### Stored rows

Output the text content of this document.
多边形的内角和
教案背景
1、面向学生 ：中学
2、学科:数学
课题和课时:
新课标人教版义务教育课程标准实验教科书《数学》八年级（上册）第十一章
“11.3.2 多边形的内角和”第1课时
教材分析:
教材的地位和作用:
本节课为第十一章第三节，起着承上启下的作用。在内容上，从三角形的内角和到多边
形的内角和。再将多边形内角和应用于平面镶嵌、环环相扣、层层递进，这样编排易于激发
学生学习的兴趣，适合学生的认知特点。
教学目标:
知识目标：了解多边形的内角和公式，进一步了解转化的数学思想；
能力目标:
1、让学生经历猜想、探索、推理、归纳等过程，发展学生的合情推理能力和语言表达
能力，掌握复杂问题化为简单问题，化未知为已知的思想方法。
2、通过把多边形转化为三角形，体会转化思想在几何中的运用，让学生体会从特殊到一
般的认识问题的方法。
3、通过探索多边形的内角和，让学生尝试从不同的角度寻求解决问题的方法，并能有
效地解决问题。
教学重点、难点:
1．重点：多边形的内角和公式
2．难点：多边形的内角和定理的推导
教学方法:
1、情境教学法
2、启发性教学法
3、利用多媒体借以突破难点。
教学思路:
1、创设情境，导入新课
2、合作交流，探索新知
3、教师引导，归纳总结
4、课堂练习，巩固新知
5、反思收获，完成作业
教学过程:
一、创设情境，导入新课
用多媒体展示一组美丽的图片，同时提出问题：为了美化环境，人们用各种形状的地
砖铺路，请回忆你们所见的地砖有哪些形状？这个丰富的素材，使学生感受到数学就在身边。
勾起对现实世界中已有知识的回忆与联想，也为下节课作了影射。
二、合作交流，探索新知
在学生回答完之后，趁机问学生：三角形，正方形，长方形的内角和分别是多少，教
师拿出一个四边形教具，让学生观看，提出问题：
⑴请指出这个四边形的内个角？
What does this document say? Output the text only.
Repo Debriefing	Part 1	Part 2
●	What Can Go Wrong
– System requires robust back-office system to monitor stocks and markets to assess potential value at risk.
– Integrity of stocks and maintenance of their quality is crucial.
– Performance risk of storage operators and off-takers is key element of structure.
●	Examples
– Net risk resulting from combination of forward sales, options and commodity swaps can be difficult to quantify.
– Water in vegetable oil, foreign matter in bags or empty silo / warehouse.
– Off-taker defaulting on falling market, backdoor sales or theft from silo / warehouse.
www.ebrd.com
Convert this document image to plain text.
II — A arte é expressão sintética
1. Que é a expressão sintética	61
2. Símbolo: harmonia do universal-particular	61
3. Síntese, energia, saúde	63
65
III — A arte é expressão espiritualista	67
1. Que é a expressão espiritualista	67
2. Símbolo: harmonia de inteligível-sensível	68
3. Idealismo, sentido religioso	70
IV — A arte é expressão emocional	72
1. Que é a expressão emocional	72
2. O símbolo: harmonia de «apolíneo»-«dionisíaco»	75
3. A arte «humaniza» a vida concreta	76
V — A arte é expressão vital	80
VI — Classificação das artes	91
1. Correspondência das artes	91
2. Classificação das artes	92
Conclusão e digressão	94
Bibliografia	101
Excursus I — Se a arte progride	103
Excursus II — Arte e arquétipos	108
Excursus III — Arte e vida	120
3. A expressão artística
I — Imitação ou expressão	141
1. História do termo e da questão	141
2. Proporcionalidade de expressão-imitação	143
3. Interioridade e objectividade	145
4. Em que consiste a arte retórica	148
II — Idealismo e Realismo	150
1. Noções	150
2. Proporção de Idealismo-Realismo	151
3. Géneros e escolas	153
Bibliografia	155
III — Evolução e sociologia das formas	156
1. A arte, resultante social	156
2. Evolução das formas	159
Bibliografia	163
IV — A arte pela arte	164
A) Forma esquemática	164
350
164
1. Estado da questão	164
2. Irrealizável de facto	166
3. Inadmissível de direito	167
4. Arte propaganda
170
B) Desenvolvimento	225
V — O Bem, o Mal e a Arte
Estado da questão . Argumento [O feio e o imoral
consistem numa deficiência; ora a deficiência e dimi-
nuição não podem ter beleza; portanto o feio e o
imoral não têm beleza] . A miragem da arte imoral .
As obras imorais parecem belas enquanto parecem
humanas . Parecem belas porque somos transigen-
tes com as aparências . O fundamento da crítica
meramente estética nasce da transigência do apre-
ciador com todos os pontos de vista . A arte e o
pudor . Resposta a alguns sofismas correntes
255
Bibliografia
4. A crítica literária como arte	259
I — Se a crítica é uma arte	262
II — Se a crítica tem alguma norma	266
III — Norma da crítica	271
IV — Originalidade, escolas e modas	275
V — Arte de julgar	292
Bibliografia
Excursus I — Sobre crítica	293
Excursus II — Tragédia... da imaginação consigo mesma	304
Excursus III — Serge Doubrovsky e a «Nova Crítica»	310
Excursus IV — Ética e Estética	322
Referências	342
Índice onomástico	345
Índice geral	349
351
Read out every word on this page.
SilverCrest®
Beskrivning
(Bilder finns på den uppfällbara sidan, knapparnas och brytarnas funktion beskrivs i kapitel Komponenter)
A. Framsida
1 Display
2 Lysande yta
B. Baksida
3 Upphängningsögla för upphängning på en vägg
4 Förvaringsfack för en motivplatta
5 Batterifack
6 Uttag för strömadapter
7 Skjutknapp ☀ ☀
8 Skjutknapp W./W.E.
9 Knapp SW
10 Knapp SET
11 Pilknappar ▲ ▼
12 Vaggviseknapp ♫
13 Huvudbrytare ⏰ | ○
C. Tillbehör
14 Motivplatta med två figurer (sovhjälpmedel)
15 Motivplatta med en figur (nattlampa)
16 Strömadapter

######
### Stored rows

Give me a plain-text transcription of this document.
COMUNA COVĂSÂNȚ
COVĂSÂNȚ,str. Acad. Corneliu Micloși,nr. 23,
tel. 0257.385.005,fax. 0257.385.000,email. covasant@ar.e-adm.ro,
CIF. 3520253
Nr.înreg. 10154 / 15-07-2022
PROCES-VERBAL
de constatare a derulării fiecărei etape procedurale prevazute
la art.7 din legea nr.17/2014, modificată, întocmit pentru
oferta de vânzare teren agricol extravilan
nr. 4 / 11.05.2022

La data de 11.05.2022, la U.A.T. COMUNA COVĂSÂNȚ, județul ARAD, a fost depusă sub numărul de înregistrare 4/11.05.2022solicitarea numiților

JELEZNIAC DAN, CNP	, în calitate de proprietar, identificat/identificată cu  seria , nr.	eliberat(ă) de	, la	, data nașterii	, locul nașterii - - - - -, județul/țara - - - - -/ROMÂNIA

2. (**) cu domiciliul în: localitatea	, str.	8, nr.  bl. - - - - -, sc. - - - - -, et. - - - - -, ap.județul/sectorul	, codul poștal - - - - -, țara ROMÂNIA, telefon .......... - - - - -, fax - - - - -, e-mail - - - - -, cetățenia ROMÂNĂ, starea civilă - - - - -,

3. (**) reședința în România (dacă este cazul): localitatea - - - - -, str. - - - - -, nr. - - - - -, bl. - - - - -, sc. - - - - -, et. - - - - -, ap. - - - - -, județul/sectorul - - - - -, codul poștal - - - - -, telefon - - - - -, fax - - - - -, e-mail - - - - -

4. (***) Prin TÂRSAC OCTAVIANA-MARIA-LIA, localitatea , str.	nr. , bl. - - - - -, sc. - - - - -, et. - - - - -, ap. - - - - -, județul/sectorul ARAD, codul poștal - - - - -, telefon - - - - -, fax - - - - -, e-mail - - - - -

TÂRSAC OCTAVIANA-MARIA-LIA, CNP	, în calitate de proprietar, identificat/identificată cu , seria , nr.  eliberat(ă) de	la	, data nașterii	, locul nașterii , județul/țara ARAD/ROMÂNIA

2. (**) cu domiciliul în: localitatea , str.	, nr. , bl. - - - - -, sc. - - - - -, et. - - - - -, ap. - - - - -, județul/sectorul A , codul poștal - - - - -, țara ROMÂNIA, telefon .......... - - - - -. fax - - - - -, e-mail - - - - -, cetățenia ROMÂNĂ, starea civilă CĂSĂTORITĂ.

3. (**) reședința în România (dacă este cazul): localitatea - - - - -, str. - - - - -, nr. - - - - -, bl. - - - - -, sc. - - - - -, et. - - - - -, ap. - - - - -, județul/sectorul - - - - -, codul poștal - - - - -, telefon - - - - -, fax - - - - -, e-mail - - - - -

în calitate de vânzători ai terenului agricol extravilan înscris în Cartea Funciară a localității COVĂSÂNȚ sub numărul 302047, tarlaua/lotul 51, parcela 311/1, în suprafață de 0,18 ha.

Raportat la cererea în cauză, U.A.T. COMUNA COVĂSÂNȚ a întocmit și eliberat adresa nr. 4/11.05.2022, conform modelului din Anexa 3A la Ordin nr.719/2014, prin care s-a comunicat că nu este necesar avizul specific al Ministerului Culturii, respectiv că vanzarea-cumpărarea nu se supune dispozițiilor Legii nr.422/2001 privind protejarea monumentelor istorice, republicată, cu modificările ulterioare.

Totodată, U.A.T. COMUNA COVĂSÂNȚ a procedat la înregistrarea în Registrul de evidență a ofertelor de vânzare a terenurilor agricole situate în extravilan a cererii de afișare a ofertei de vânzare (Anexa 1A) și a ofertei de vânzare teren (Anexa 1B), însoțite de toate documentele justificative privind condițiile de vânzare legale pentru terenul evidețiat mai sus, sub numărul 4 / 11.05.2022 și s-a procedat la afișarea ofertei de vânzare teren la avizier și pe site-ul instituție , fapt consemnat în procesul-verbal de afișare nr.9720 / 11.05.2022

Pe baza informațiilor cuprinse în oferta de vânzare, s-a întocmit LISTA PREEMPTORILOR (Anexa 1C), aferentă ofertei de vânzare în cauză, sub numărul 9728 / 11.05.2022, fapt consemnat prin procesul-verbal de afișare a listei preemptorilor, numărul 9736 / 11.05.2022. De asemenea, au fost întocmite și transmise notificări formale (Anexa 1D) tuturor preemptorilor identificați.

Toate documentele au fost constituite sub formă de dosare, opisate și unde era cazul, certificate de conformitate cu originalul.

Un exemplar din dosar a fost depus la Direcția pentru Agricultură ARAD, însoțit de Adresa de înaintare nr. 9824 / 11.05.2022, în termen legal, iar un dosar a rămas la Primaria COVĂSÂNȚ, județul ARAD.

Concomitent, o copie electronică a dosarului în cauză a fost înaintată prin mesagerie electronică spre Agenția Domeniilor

######
### Stored rows

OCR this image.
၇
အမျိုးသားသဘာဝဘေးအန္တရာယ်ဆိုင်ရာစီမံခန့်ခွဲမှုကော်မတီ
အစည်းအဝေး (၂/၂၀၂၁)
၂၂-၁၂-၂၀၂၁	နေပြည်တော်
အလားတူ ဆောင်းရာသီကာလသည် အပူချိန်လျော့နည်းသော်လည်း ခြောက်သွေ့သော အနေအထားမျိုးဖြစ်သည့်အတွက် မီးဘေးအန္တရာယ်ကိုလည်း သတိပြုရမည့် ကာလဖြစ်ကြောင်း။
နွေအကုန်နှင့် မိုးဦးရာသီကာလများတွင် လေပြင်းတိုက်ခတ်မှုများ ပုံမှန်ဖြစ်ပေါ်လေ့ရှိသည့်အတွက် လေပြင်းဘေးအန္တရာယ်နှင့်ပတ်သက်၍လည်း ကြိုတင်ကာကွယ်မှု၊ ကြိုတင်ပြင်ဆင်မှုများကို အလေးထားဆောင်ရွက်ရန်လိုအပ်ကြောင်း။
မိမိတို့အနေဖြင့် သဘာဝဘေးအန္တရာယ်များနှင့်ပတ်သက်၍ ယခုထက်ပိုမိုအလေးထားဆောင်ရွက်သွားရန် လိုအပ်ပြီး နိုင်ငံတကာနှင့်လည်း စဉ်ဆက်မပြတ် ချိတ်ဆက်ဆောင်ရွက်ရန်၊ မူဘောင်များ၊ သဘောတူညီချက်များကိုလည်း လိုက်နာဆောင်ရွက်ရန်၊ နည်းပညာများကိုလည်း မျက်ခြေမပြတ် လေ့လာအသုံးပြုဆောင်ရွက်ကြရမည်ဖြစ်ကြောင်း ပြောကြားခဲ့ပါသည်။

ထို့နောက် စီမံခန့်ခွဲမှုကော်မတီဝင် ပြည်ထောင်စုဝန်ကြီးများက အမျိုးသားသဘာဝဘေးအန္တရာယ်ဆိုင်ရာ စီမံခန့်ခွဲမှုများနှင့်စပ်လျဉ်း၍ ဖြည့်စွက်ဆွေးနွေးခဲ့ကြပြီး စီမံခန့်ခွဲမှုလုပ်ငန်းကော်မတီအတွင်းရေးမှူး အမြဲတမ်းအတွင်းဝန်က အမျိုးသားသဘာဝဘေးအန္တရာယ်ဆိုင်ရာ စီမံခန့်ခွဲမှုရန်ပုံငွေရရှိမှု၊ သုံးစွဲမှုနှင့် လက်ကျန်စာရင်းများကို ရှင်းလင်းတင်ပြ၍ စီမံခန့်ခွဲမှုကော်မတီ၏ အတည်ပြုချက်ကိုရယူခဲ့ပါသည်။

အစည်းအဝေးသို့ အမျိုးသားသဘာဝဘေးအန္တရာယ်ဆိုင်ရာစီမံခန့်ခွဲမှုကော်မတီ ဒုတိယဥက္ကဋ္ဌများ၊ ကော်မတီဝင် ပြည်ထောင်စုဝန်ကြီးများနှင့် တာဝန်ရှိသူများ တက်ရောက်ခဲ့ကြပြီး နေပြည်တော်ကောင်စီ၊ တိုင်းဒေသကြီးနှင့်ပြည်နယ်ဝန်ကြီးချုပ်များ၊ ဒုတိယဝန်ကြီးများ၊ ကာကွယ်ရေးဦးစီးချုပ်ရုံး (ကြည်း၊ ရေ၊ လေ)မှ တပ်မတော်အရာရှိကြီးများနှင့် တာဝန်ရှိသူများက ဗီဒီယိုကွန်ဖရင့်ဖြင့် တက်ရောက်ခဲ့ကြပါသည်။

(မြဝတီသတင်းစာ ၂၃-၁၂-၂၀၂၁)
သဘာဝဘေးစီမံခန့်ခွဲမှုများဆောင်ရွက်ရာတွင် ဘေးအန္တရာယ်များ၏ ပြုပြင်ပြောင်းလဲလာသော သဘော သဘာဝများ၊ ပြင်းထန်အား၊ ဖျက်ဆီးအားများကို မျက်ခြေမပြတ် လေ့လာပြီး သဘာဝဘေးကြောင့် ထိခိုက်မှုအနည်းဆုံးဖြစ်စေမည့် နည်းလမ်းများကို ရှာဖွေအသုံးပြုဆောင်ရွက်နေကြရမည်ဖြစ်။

######

**Required work:** Lines in the records that hold the word "Classificação" are to be counted; give only the total.

**Output below:** 2